→ **STATED TASK**: With the pictures omitted, write out the entries that follow exactly as they stand.

→ **LISTED RECORDS**:
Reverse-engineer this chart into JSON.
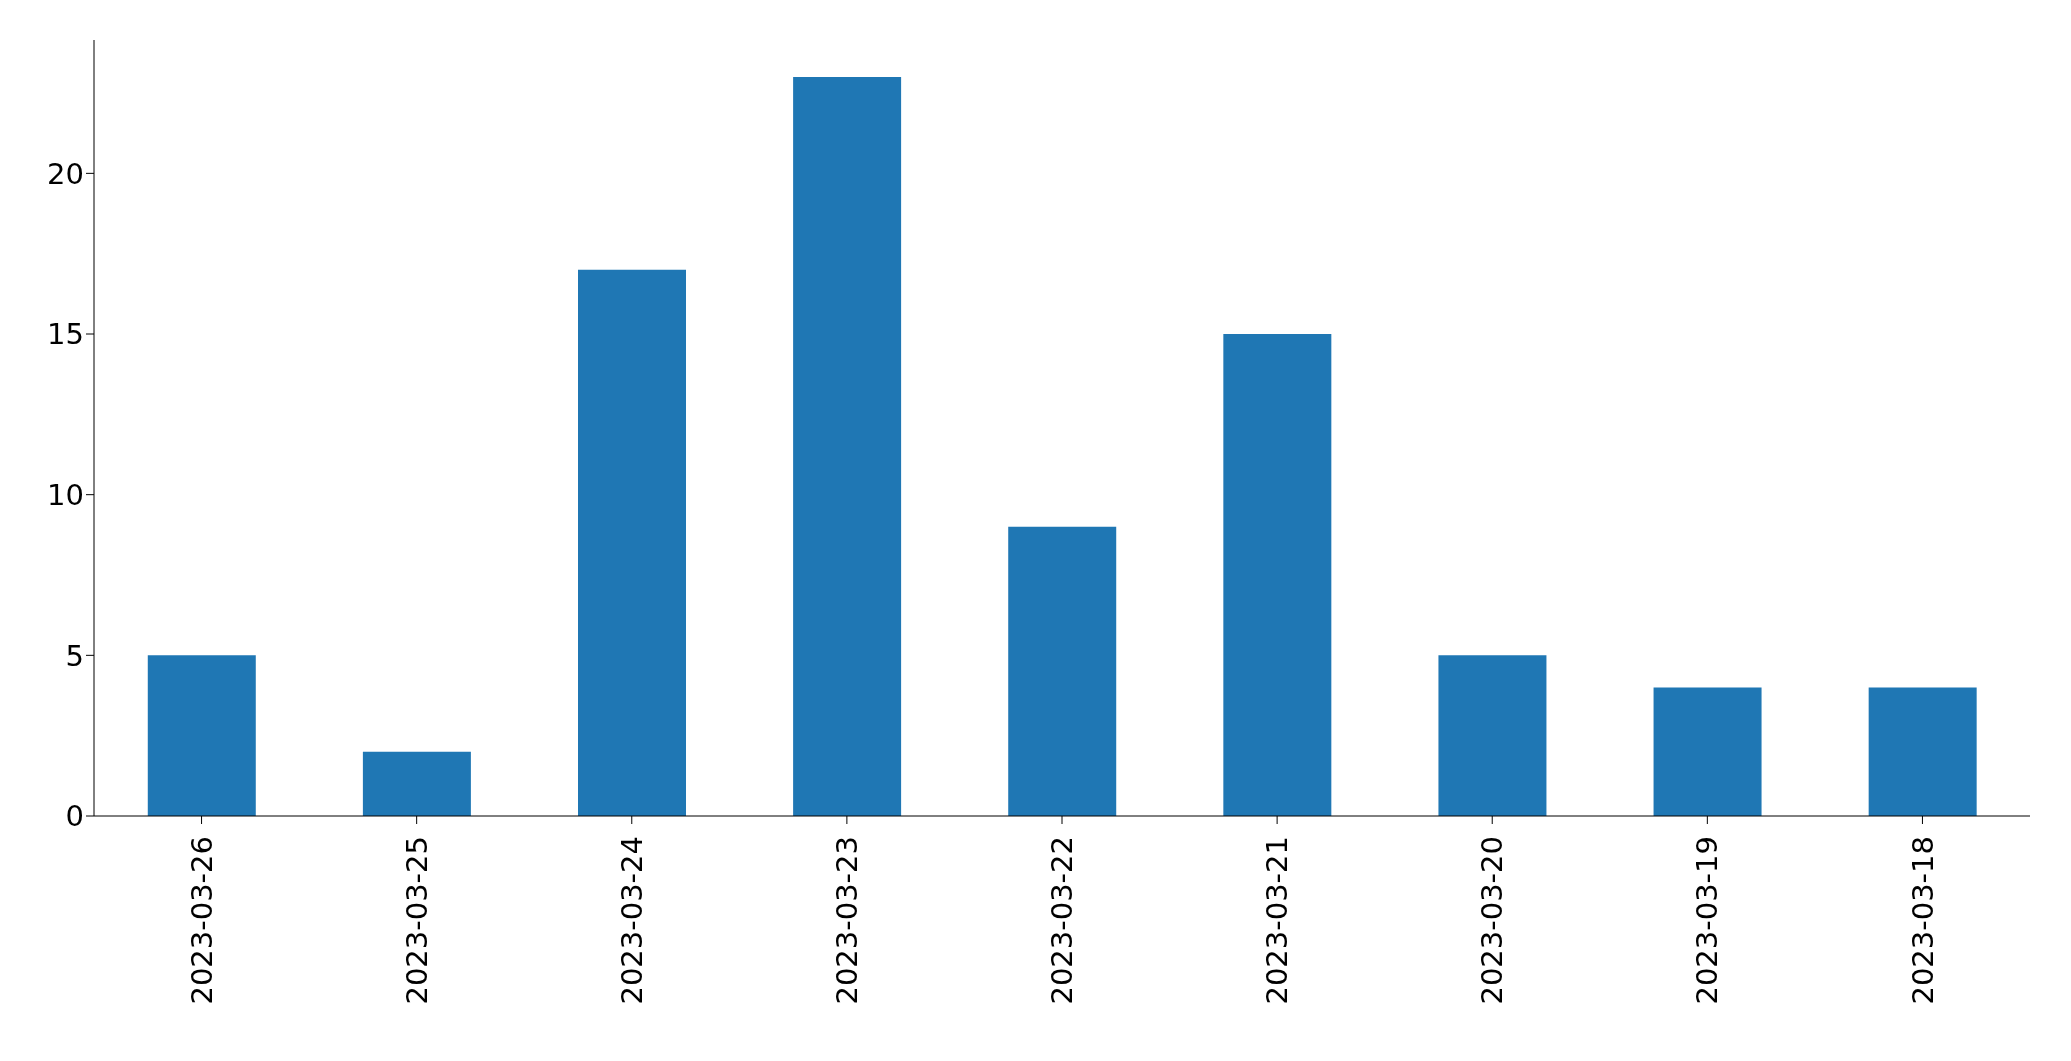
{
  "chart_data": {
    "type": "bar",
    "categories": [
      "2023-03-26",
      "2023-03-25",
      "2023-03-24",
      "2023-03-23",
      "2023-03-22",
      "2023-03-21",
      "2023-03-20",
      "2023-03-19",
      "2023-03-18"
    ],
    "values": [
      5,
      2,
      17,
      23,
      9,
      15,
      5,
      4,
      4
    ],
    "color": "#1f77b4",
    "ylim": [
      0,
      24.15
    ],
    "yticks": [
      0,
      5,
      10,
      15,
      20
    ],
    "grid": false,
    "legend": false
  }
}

→ **SOLUTION TO THE PROBLEM**:
Reverse-engineer this chart into JSON.
{
  "chart_data": {
    "type": "bar",
    "categories": [
      "2023-03-26",
      "2023-03-25",
      "2023-03-24",
      "2023-03-23",
      "2023-03-22",
      "2023-03-21",
      "2023-03-20",
      "2023-03-19",
      "2023-03-18"
    ],
    "values": [
      5,
      2,
      17,
      23,
      9,
      15,
      5,
      4,
      4
    ],
    "color": "#1f77b4",
    "ylim": [
      0,
      24.15
    ],
    "yticks": [
      0,
      5,
      10,
      15,
      20
    ],
    "grid": false,
    "legend": false
  }
}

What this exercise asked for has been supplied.